#### Aim of the task:
Transcribe each of the records below exactly, excluding all pictures.

#### Dataset:
....................

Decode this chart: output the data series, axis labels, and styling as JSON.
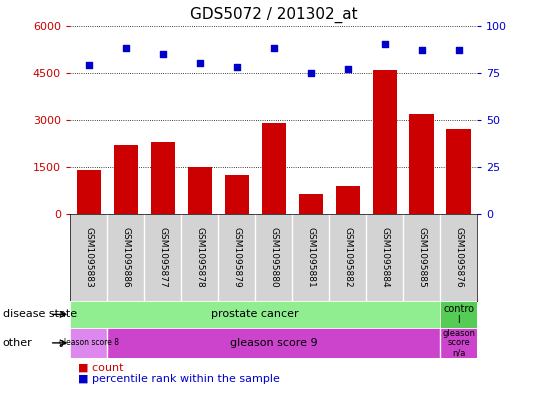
{
  "title": "GDS5072 / 201302_at",
  "samples": [
    "GSM1095883",
    "GSM1095886",
    "GSM1095877",
    "GSM1095878",
    "GSM1095879",
    "GSM1095880",
    "GSM1095881",
    "GSM1095882",
    "GSM1095884",
    "GSM1095885",
    "GSM1095876"
  ],
  "counts": [
    1400,
    2200,
    2300,
    1500,
    1250,
    2900,
    650,
    900,
    4600,
    3200,
    2700
  ],
  "percentile_ranks": [
    79,
    88,
    85,
    80,
    78,
    88,
    75,
    77,
    90,
    87,
    87
  ],
  "ylim_left": [
    0,
    6000
  ],
  "ylim_right": [
    0,
    100
  ],
  "yticks_left": [
    0,
    1500,
    3000,
    4500,
    6000
  ],
  "yticks_right": [
    0,
    25,
    50,
    75,
    100
  ],
  "bar_color": "#cc0000",
  "dot_color": "#0000cc",
  "xlabels_bg": "#d3d3d3",
  "ds_prostate_color": "#90ee90",
  "ds_control_color": "#55cc55",
  "other_gs8_color": "#dd88ee",
  "other_gs9_color": "#cc44cc",
  "other_gsna_color": "#cc44cc",
  "legend_count_color": "#cc0000",
  "legend_dot_color": "#0000cc",
  "left_tick_color": "#cc0000",
  "right_tick_color": "#0000cc"
}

....................

#### The completed task:
Decode this chart: output the data series, axis labels, and styling as JSON.
{
  "title": "GDS5072 / 201302_at",
  "samples": [
    "GSM1095883",
    "GSM1095886",
    "GSM1095877",
    "GSM1095878",
    "GSM1095879",
    "GSM1095880",
    "GSM1095881",
    "GSM1095882",
    "GSM1095884",
    "GSM1095885",
    "GSM1095876"
  ],
  "counts": [
    1400,
    2200,
    2300,
    1500,
    1250,
    2900,
    650,
    900,
    4600,
    3200,
    2700
  ],
  "percentile_ranks": [
    79,
    88,
    85,
    80,
    78,
    88,
    75,
    77,
    90,
    87,
    87
  ],
  "ylim_left": [
    0,
    6000
  ],
  "ylim_right": [
    0,
    100
  ],
  "yticks_left": [
    0,
    1500,
    3000,
    4500,
    6000
  ],
  "yticks_right": [
    0,
    25,
    50,
    75,
    100
  ],
  "bar_color": "#cc0000",
  "dot_color": "#0000cc",
  "xlabels_bg": "#d3d3d3",
  "ds_prostate_color": "#90ee90",
  "ds_control_color": "#55cc55",
  "other_gs8_color": "#dd88ee",
  "other_gs9_color": "#cc44cc",
  "other_gsna_color": "#cc44cc",
  "legend_count_color": "#cc0000",
  "legend_dot_color": "#0000cc",
  "left_tick_color": "#cc0000",
  "right_tick_color": "#0000cc"
}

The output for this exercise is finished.